> **Exercise**
Note each line of the listing that contains the string "وكسر", and copy it.

> **Data supplied**
•••

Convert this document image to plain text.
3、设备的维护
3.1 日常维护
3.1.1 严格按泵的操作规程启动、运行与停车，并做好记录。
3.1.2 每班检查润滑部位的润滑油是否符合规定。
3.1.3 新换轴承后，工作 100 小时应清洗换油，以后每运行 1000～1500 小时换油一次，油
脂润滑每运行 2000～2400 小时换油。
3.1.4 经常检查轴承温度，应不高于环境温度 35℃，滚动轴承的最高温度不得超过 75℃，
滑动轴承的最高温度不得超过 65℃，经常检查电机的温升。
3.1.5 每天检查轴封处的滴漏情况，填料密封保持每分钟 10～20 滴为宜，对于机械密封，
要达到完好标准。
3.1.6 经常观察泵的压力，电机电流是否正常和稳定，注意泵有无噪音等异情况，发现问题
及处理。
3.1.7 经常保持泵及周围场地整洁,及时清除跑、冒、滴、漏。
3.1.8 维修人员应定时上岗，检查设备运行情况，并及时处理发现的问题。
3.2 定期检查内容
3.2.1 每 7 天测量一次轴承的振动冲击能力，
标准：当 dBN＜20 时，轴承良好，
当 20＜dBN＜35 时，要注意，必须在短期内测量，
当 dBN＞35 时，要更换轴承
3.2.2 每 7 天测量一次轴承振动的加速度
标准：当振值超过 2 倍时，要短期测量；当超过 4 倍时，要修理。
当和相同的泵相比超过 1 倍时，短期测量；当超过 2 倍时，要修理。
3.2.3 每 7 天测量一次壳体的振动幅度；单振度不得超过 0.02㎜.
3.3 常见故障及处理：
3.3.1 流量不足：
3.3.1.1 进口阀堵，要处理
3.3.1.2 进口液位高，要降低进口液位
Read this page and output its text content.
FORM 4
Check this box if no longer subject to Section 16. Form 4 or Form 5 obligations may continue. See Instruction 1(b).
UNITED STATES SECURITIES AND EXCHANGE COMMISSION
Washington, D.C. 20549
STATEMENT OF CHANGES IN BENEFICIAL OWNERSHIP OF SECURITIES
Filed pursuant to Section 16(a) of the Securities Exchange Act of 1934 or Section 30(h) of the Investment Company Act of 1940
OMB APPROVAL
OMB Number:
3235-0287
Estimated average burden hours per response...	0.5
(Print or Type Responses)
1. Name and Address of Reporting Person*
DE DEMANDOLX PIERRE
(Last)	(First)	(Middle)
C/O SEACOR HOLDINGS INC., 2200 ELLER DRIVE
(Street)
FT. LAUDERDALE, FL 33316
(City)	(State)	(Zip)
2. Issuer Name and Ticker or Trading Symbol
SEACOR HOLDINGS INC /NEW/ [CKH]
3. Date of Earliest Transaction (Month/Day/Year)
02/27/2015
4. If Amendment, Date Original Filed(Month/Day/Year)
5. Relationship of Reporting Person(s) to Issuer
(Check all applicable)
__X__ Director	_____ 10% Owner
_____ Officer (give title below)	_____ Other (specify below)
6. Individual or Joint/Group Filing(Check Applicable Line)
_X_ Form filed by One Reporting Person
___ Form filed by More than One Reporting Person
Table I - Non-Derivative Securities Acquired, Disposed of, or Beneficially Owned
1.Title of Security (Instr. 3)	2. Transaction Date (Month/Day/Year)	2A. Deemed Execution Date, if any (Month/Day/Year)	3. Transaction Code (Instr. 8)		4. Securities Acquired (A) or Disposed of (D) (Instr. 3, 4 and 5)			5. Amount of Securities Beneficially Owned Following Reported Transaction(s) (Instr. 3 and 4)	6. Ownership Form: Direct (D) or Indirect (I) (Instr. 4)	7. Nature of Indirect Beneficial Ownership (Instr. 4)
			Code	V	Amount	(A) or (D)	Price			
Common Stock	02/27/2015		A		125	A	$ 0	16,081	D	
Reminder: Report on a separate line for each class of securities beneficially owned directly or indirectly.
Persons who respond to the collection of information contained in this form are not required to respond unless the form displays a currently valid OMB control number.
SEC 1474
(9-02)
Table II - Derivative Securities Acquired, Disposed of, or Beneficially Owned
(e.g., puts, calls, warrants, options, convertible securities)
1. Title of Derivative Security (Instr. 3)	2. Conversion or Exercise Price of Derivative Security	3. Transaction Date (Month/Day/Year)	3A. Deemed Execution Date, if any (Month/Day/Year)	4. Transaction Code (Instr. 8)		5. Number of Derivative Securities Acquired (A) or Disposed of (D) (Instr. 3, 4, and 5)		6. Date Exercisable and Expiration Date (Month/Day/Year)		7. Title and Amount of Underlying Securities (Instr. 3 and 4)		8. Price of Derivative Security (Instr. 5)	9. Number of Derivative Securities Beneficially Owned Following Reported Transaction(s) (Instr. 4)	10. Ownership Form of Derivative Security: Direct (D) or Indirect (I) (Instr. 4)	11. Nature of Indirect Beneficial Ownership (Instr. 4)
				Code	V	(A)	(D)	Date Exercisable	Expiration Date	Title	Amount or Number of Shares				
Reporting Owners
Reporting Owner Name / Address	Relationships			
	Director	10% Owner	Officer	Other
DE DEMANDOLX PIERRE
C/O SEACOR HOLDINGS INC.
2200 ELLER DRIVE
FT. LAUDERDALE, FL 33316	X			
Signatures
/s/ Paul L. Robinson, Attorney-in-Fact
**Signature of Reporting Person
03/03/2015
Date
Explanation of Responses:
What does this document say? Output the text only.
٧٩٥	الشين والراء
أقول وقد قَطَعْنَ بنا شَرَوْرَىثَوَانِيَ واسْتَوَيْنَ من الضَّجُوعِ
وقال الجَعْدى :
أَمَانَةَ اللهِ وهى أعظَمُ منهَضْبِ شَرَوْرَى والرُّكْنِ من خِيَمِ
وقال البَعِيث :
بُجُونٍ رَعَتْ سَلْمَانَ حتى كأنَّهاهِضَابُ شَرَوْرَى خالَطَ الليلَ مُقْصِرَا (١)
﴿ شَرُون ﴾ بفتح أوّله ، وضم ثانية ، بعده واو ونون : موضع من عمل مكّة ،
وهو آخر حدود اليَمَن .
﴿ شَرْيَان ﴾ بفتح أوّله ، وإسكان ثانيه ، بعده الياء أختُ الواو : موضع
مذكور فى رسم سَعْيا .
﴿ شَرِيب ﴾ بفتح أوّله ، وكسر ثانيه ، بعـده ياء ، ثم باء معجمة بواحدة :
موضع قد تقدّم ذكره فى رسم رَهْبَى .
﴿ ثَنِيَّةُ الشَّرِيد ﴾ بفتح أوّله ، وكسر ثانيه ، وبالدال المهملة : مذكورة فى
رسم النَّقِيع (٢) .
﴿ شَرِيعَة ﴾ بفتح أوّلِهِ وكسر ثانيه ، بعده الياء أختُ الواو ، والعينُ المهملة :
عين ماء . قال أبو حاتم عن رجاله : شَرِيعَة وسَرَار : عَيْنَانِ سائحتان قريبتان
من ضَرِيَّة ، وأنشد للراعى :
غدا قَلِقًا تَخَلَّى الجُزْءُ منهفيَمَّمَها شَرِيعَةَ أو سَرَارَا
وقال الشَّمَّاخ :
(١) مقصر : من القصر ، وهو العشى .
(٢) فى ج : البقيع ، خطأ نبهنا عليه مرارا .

•••

> **Result of the exercise**
﴿ شَرِيب ﴾ بفتح أوّله ، وكسر ثانيه ، بعـده ياء ، ثم باء معجمة بواحدة :
﴿ ثَنِيَّةُ الشَّرِيد ﴾ بفتح أوّله ، وكسر ثانيه ، وبالدال المهملة : مذكورة فى
﴿ شَرِيعَة ﴾ بفتح أوّلِهِ وكسر ثانيه ، بعده الياء أختُ الواو ، والعينُ المهملة :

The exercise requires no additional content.